- [DIRECTION]: Write the records out again, precisely as they stand.

- [RAW RECORDS]:
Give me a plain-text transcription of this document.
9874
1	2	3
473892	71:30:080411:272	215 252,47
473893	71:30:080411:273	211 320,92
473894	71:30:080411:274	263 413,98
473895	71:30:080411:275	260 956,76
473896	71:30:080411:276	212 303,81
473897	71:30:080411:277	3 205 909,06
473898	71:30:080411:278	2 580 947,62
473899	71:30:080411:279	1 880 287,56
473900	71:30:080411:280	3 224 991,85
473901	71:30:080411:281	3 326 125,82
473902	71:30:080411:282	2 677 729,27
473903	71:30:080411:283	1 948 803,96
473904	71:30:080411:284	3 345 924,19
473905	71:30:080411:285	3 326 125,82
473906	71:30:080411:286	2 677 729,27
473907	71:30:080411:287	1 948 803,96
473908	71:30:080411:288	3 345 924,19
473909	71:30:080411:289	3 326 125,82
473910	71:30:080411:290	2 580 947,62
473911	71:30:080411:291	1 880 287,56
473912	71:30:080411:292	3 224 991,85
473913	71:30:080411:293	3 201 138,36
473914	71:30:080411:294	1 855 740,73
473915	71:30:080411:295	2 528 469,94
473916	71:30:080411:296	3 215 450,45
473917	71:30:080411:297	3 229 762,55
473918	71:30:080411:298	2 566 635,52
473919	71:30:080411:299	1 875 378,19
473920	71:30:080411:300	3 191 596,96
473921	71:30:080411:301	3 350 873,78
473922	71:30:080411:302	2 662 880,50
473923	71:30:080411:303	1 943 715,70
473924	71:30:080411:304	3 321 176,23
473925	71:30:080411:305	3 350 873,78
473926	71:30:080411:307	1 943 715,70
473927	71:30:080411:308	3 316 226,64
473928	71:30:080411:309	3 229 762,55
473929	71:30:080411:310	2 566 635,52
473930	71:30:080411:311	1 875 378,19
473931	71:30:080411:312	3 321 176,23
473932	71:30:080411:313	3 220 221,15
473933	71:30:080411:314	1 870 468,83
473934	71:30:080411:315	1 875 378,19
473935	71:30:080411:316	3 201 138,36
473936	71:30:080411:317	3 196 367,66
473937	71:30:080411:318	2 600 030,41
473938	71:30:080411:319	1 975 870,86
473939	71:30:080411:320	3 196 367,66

- [THE REPLY]:
Give me a plain-text transcription of this document.
9874
1	2	3
473892	71:30:080411:272	215 252,47
473893	71:30:080411:273	211 320,92
473894	71:30:080411:274	263 413,98
473895	71:30:080411:275	260 956,76
473896	71:30:080411:276	212 303,81
473897	71:30:080411:277	3 205 909,06
473898	71:30:080411:278	2 580 947,62
473899	71:30:080411:279	1 880 287,56
473900	71:30:080411:280	3 224 991,85
473901	71:30:080411:281	3 326 125,82
473902	71:30:080411:282	2 677 729,27
473903	71:30:080411:283	1 948 803,96
473904	71:30:080411:284	3 345 924,19
473905	71:30:080411:285	3 326 125,82
473906	71:30:080411:286	2 677 729,27
473907	71:30:080411:287	1 948 803,96
473908	71:30:080411:288	3 345 924,19
473909	71:30:080411:289	3 326 125,82
473910	71:30:080411:290	2 580 947,62
473911	71:30:080411:291	1 880 287,56
473912	71:30:080411:292	3 224 991,85
473913	71:30:080411:293	3 201 138,36
473914	71:30:080411:294	1 855 740,73
473915	71:30:080411:295	2 528 469,94
473916	71:30:080411:296	3 215 450,45
473917	71:30:080411:297	3 229 762,55
473918	71:30:080411:298	2 566 635,52
473919	71:30:080411:299	1 875 378,19
473920	71:30:080411:300	3 191 596,96
473921	71:30:080411:301	3 350 873,78
473922	71:30:080411:302	2 662 880,50
473923	71:30:080411:303	1 943 715,70
473924	71:30:080411:304	3 321 176,23
473925	71:30:080411:305	3 350 873,78
473926	71:30:080411:307	1 943 715,70
473927	71:30:080411:308	3 316 226,64
473928	71:30:080411:309	3 229 762,55
473929	71:30:080411:310	2 566 635,52
473930	71:30:080411:311	1 875 378,19
473931	71:30:080411:312	3 321 176,23
473932	71:30:080411:313	3 220 221,15
473933	71:30:080411:314	1 870 468,83
473934	71:30:080411:315	1 875 378,19
473935	71:30:080411:316	3 201 138,36
473936	71:30:080411:317	3 196 367,66
473937	71:30:080411:318	2 600 030,41
473938	71:30:080411:319	1 975 870,86
473939	71:30:080411:320	3 196 367,66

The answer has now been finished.